[start Source material]
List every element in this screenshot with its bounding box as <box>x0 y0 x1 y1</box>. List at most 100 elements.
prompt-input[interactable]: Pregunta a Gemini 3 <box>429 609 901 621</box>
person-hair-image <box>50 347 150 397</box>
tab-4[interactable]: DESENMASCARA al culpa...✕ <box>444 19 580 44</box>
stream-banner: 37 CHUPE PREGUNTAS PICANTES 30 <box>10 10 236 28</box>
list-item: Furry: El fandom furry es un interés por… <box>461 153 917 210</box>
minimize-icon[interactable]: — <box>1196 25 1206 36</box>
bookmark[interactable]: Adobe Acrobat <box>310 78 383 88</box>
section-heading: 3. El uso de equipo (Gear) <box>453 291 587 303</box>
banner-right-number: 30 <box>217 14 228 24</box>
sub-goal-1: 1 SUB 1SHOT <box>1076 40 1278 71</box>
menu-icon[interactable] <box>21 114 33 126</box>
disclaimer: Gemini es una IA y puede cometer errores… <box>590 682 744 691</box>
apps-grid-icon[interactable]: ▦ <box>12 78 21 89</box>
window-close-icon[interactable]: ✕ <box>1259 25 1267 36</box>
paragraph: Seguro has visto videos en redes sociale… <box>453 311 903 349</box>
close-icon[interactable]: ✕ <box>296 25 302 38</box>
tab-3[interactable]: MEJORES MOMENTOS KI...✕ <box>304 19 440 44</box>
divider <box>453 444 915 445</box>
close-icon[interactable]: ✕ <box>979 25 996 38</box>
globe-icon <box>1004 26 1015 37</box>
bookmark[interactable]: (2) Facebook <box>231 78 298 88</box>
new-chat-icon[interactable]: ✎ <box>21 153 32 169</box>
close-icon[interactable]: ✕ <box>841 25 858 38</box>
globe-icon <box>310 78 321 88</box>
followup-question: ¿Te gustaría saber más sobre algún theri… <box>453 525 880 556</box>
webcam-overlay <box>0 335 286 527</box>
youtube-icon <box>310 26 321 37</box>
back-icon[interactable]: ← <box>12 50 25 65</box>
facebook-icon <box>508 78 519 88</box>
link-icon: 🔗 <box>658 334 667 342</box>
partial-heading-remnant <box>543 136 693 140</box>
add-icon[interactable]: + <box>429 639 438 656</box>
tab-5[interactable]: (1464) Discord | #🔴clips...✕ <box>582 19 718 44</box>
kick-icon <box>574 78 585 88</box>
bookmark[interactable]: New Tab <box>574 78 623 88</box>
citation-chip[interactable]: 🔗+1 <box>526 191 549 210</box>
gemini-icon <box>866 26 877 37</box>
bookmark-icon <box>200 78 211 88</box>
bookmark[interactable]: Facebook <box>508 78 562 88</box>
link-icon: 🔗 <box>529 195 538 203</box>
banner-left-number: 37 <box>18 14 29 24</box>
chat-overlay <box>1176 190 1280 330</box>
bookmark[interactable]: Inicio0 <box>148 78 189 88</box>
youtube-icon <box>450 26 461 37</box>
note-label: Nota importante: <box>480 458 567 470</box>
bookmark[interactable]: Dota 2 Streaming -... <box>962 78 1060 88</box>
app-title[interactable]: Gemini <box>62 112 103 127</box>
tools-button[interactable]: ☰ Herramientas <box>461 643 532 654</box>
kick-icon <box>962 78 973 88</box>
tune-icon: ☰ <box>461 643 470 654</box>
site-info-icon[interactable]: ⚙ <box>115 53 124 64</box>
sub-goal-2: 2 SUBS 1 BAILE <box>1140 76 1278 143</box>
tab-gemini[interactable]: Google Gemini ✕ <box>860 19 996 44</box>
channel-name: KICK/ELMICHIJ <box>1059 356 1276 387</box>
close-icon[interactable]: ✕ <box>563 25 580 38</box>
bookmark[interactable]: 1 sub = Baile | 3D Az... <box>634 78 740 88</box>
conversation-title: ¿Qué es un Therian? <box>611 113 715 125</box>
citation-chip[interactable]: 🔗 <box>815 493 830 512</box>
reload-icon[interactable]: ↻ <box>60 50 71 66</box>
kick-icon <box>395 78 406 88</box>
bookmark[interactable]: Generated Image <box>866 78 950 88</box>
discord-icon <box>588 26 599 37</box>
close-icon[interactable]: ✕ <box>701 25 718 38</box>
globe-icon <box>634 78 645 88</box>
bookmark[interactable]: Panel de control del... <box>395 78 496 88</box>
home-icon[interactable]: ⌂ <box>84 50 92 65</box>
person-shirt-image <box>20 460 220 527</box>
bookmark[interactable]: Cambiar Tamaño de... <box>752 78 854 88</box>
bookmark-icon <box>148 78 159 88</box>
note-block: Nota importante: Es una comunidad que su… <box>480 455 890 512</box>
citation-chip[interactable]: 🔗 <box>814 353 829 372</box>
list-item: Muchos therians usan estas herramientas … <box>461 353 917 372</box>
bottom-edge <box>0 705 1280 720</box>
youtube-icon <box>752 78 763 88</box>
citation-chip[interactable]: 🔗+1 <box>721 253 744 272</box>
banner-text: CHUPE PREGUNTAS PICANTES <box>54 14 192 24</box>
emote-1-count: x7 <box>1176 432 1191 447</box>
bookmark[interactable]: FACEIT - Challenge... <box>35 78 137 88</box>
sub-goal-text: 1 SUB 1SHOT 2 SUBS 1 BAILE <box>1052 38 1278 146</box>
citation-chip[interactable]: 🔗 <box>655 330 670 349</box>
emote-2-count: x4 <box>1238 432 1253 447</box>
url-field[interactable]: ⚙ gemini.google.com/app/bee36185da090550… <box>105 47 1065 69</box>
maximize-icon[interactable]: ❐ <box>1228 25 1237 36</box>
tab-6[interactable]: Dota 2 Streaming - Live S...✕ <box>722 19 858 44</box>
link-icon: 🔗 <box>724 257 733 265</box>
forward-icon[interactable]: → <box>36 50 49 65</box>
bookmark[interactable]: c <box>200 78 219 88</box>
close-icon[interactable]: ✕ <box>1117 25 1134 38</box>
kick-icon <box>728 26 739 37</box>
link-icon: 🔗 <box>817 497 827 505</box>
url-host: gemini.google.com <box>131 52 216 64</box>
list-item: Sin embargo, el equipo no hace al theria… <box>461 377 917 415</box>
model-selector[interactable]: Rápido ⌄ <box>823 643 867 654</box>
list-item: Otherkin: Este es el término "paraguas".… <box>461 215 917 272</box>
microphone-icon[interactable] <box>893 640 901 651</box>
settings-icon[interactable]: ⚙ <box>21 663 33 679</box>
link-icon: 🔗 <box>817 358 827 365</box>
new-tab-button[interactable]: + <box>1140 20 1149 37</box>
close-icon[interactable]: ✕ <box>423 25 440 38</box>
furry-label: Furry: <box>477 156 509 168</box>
[end Source material]
Reproduce every one of the lines above, without any change.

Exercise result |
List every element in this screenshot with its bounding box as <box>x0 y0 x1 y1</box>. List at most 100 elements.
prompt-input[interactable]: Pregunta a Gemini 3 <box>429 609 901 621</box>
person-hair-image <box>50 347 150 397</box>
tab-4[interactable]: DESENMASCARA al culpa...✕ <box>444 19 580 44</box>
stream-banner: 37 CHUPE PREGUNTAS PICANTES 30 <box>10 10 236 28</box>
list-item: Furry: El fandom furry es un interés por… <box>461 153 917 210</box>
minimize-icon[interactable]: — <box>1196 25 1206 36</box>
bookmark[interactable]: Adobe Acrobat <box>310 78 383 88</box>
section-heading: 3. El uso de equipo (Gear) <box>453 291 587 303</box>
banner-right-number: 30 <box>217 14 228 24</box>
sub-goal-1: 1 SUB 1SHOT <box>1076 40 1278 71</box>
menu-icon[interactable] <box>21 114 33 126</box>
disclaimer: Gemini es una IA y puede cometer errores… <box>590 682 744 691</box>
apps-grid-icon[interactable]: ▦ <box>12 78 21 89</box>
window-close-icon[interactable]: ✕ <box>1259 25 1267 36</box>
paragraph: Seguro has visto videos en redes sociale… <box>453 311 903 349</box>
close-icon[interactable]: ✕ <box>296 25 302 38</box>
tab-3[interactable]: MEJORES MOMENTOS KI...✕ <box>304 19 440 44</box>
divider <box>453 444 915 445</box>
close-icon[interactable]: ✕ <box>979 25 996 38</box>
globe-icon <box>1004 26 1015 37</box>
bookmark[interactable]: (2) Facebook <box>231 78 298 88</box>
new-chat-icon[interactable]: ✎ <box>21 153 32 169</box>
close-icon[interactable]: ✕ <box>841 25 858 38</box>
globe-icon <box>310 78 321 88</box>
followup-question: ¿Te gustaría saber más sobre algún theri… <box>453 525 880 556</box>
webcam-overlay <box>0 335 286 527</box>
youtube-icon <box>310 26 321 37</box>
back-icon[interactable]: ← <box>12 50 25 65</box>
facebook-icon <box>508 78 519 88</box>
link-icon: 🔗 <box>658 334 667 342</box>
partial-heading-remnant <box>543 136 693 140</box>
add-icon[interactable]: + <box>429 639 438 656</box>
tab-5[interactable]: (1464) Discord | #🔴clips...✕ <box>582 19 718 44</box>
kick-icon <box>574 78 585 88</box>
bookmark[interactable]: New Tab <box>574 78 623 88</box>
citation-chip[interactable]: 🔗+1 <box>526 191 549 210</box>
gemini-icon <box>866 26 877 37</box>
bookmark-icon <box>200 78 211 88</box>
bookmark[interactable]: Facebook <box>508 78 562 88</box>
link-icon: 🔗 <box>529 195 538 203</box>
banner-left-number: 37 <box>18 14 29 24</box>
chat-overlay <box>1176 190 1280 330</box>
bookmark[interactable]: Inicio0 <box>148 78 189 88</box>
youtube-icon <box>450 26 461 37</box>
note-label: Nota importante: <box>480 458 567 470</box>
bookmark[interactable]: Dota 2 Streaming -... <box>962 78 1060 88</box>
app-title[interactable]: Gemini <box>62 112 103 127</box>
tools-button[interactable]: ☰ Herramientas <box>461 643 532 654</box>
kick-icon <box>962 78 973 88</box>
tune-icon: ☰ <box>461 643 470 654</box>
site-info-icon[interactable]: ⚙ <box>115 53 124 64</box>
sub-goal-2: 2 SUBS 1 BAILE <box>1140 76 1278 143</box>
tab-gemini[interactable]: Google Gemini ✕ <box>860 19 996 44</box>
channel-name: KICK/ELMICHIJ <box>1059 356 1276 387</box>
close-icon[interactable]: ✕ <box>563 25 580 38</box>
bookmark[interactable]: 1 sub = Baile | 3D Az... <box>634 78 740 88</box>
conversation-title: ¿Qué es un Therian? <box>611 113 715 125</box>
citation-chip[interactable]: 🔗 <box>815 493 830 512</box>
reload-icon[interactable]: ↻ <box>60 50 71 66</box>
kick-icon <box>395 78 406 88</box>
bookmark[interactable]: Generated Image <box>866 78 950 88</box>
discord-icon <box>588 26 599 37</box>
close-icon[interactable]: ✕ <box>701 25 718 38</box>
globe-icon <box>634 78 645 88</box>
bookmark[interactable]: Panel de control del... <box>395 78 496 88</box>
home-icon[interactable]: ⌂ <box>84 50 92 65</box>
person-shirt-image <box>20 460 220 527</box>
bookmark[interactable]: Cambiar Tamaño de... <box>752 78 854 88</box>
bookmark-icon <box>148 78 159 88</box>
note-block: Nota importante: Es una comunidad que su… <box>480 455 890 512</box>
citation-chip[interactable]: 🔗 <box>814 353 829 372</box>
list-item: Muchos therians usan estas herramientas … <box>461 353 917 372</box>
bottom-edge <box>0 705 1280 720</box>
youtube-icon <box>752 78 763 88</box>
citation-chip[interactable]: 🔗+1 <box>721 253 744 272</box>
banner-text: CHUPE PREGUNTAS PICANTES <box>54 14 192 24</box>
emote-1-count: x7 <box>1176 432 1191 447</box>
bookmark[interactable]: FACEIT - Challenge... <box>35 78 137 88</box>
sub-goal-text: 1 SUB 1SHOT 2 SUBS 1 BAILE <box>1052 38 1278 146</box>
citation-chip[interactable]: 🔗 <box>655 330 670 349</box>
emote-2-count: x4 <box>1238 432 1253 447</box>
url-field[interactable]: ⚙ gemini.google.com/app/bee36185da090550… <box>105 47 1065 69</box>
maximize-icon[interactable]: ❐ <box>1228 25 1237 36</box>
tab-6[interactable]: Dota 2 Streaming - Live S...✕ <box>722 19 858 44</box>
link-icon: 🔗 <box>724 257 733 265</box>
forward-icon[interactable]: → <box>36 50 49 65</box>
bookmark[interactable]: c <box>200 78 219 88</box>
close-icon[interactable]: ✕ <box>1117 25 1134 38</box>
kick-icon <box>728 26 739 37</box>
link-icon: 🔗 <box>817 497 827 505</box>
url-host: gemini.google.com <box>131 52 216 64</box>
list-item: Sin embargo, el equipo no hace al theria… <box>461 377 917 415</box>
model-selector[interactable]: Rápido ⌄ <box>823 643 867 654</box>
list-item: Otherkin: Este es el término "paraguas".… <box>461 215 917 272</box>
microphone-icon[interactable] <box>893 640 901 651</box>
settings-icon[interactable]: ⚙ <box>21 663 33 679</box>
link-icon: 🔗 <box>817 358 827 365</box>
new-tab-button[interactable]: + <box>1140 20 1149 37</box>
close-icon[interactable]: ✕ <box>423 25 440 38</box>
furry-label: Furry: <box>477 156 509 168</box>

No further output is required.